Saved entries
--
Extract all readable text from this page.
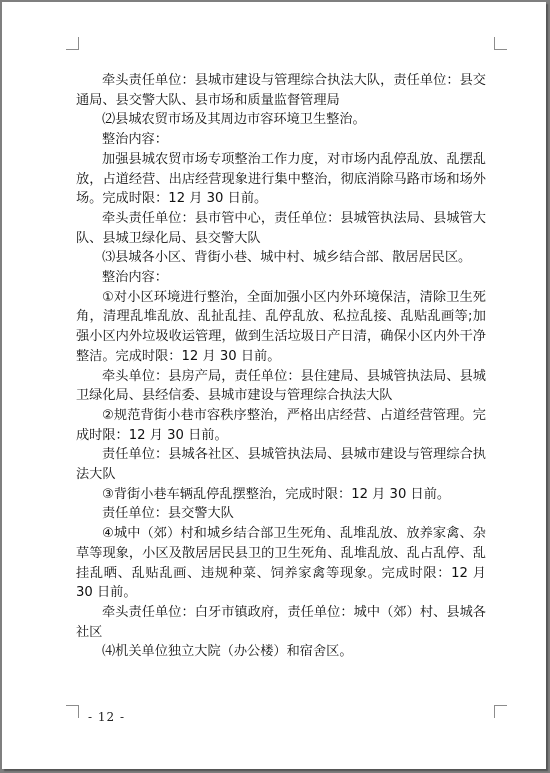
牵头责任单位：县城市建设与管理综合执法大队，责任单位：县交通局、县交警大队、县市场和质量监督管理局

⑵县城农贸市场及其周边市容环境卫生整治。

整治内容：

加强县城农贸市场专项整治工作力度，对市场内乱停乱放、乱摆乱放，占道经营、出店经营现象进行集中整治，彻底消除马路市场和场外场。完成时限：12 月 30 日前。

牵头责任单位：县市管中心，责任单位：县城管执法局、县城管大队、县城卫绿化局、县交警大队

⑶县城各小区、背街小巷、城中村、城乡结合部、散居居民区。

整治内容：

①对小区环境进行整治，全面加强小区内外环境保洁，清除卫生死角，清理乱堆乱放、乱扯乱挂、乱停乱放、私拉乱接、乱贴乱画等;加强小区内外垃圾收运管理，做到生活垃圾日产日清，确保小区内外干净整洁。完成时限：12 月 30 日前。

牵头单位：县房产局，责任单位：县住建局、县城管执法局、县城卫绿化局、县经信委、县城市建设与管理综合执法大队

②规范背街小巷市容秩序整治，严格出店经营、占道经营管理。完成时限：12 月 30 日前。

责任单位：县城各社区、县城管执法局、县城市建设与管理综合执法大队

③背街小巷车辆乱停乱摆整治，完成时限：12 月 30 日前。

责任单位：县交警大队

④城中（郊）村和城乡结合部卫生死角、乱堆乱放、放养家禽、杂草等现象，小区及散居居民县卫的卫生死角、乱堆乱放、乱占乱停、乱挂乱晒、乱贴乱画、违规种菜、饲养家禽等现象。完成时限：12 月 30 日前。

牵头责任单位：白牙市镇政府，责任单位：城中（郊）村、县城各社区

⑷机关单位独立大院（办公楼）和宿舍区。

- 12 -
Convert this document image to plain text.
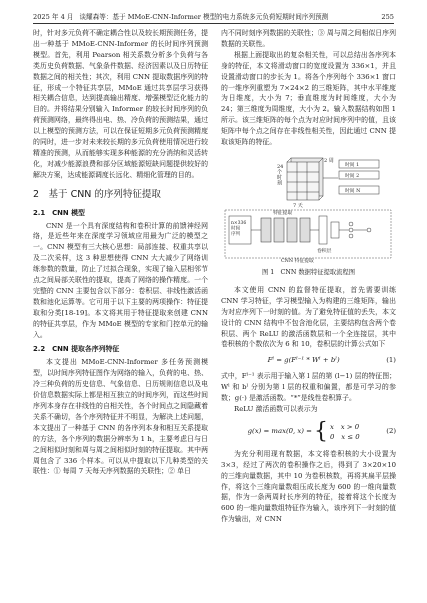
2025 年 4 月 谈耀森等：基于 MMoE-CNN-Informer 模型的电力系统多元负荷短期时间序列预测	255

时，针对多元负荷不确定耦合性以及较长期预测任务，提出一种基于 MMoE-CNN-Informer 的长时间序列预测模型。首先，利用 Pearson 相关系数分析多个负荷与各类历史负荷数据、气象条件数据、经济因素以及日历特征数据之间的相关性；其次，利用 CNN 提取数据序列的特征，形成一个特征共享层，MMoE 通过共享层学习获得相关耦合信息，达到提高输出精度、增强模型泛化能力的目的。并将结果分别输入 Informer 的较长时间序列的负荷预测网络，最终得出电、热、冷负荷的预测结果，通过以上模型的预测方法，可以在保证短期多元负荷预测精度的同时，进一步对未来较长期的多元负荷使用情况进行较精准的预测，从而能够实现多种能源的充分消纳和灵活转化，对减少能源浪费和部分区域能源短缺问题提供较好的解决方案，达成能源调度长远化、精细化管理的目的。

2　基于 CNN 的序列特征提取
2.1　CNN 模型

CNN 是一个具有深度结构和卷积计算的前馈神经网络，是近些年来在深度学习领域应用最为广泛的模型之一。CNN 模型有三大核心思想：局部连接、权重共享以及二次采样，这 3 种思想使得 CNN 大大减少了网络训练参数的数量，防止了过拟合现象，实现了输入层相邻节点之间局部关联性的提取，提高了网络的操作精度。一个完整的 CNN 主要包含以下部分：卷积层、非线性激活函数和池化运算等。它可用于以下主要的两项操作：特征提取和分类[18-19]。本文将其用于特征提取来创建 CNN 的特征共享层，作为 MMoE 模型的专家和门控单元的输入。

2.2　CNN 提取各序列特征

本文提出 MMoE-CNN-Informer 多任务预测模型，以时间序列特征图作为网络的输入，负荷的电、热、冷三种负荷的历史信息、气象信息、日历规则信息以及电价信息数据实际上都是相互独立的时间序列，而这些时间序列本身存在非线性的自相关性，各个时间点之间隐藏着关系不确切，各个序列特征并不明显，为解决上述问题，本文提出了一种基于 CNN 的各序列本身和相互关系提取的方法，各个序列的数据分辨率为 1 h，主要考虑日与日之间相似时刻和周与周之间相似时刻的特征提取。其中两周包含了 336 个样本。可以从中提取以下几种类型的关联性：① 每周 7 天每天序列数据的关联性；② 单日

内不同时刻序列数据的关联性；③ 周与周之间相似日序列数据的关联性。

根据上面提取出的复杂相关性，可以总结出各序列本身的特征，本文将滑动窗口的宽度设置为 336×1，并且设置滑动窗口的步长为 1。将各个序列每个 336×1 窗口的一维序列重塑为 7×24×2 的三维矩阵，其中水平维度为日维度，大小为 7；垂直维度为时间维度，大小为 24；第三维度为周维度，大小为 2。输入数据结构如图 1 所示。该三维矩阵的每个点为对应时间序列中的值，且该矩阵中每个点之间存在非线性相关性，因此通过 CNN 提取该矩阵的特征。

24 个时刻
7 天
2 周
时间 1
时间 2
时间 N
n×336 时间序列
特征提取
卷积层
CNN 特征提取
图 1　CNN 数据特征提取流程图

本文使用 CNN 的监督特征提取，首先需要训练 CNN 学习特征，学习模型输入为构建的三维矩阵，输出为对应序列下一时刻的值。为了避免特征值的丢失，本文设计的 CNN 结构中不包含池化层，主要结构包含两个卷积层、两个 ReLU 的激活函数层和一个全连接层，其中卷积核的个数依次为 6 和 10，卷积层的计算公式如下

Fˡ = g(Fˡ⁻¹ * Wˡ + bˡ)	(1)

式中，Fˡ⁻¹ 表示用于输入第 l 层的第 (l−1) 层的特征图；Wˡ 和 bˡ 分别为第 l 层的权重和偏置，都是可学习的参数；g(·) 是激活函数。“*”是线性卷积算子。

ReLU 激活函数可以表示为

g(x) = max(0, x) = { x　x > 0
0　x ≤ 0
(2)

为充分利用现有数据，本文将卷积核的大小设置为 3×3，经过了两次的卷积操作之后，得到了 3×20×10 的三维向量数据，其中 10 为卷积核数，再将其扁平层操作，将这个三维向量数组压成长度为 600 的一维向量数据，作为一条两周时长序列的特征，接着将这个长度为 600 的一维向量数组特征作为输入，该序列下一时刻的值作为输出，对 CNN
--
Look above for every line with the word "责任单位" and copy it.

牵头责任单位：县城市建设与管理综合执法大队，责任单位：县交通局、县交警大队、县市场和质量监督管理局
牵头责任单位：县市管中心，责任单位：县城管执法局、县城管大队、县城卫绿化局、县交警大队
牵头单位：县房产局，责任单位：县住建局、县城管执法局、县城卫绿化局、县经信委、县城市建设与管理综合执法大队
责任单位：县城各社区、县城管执法局、县城市建设与管理综合执法大队
责任单位：县交警大队
牵头责任单位：白牙市镇政府，责任单位：城中（郊）村、县城各社区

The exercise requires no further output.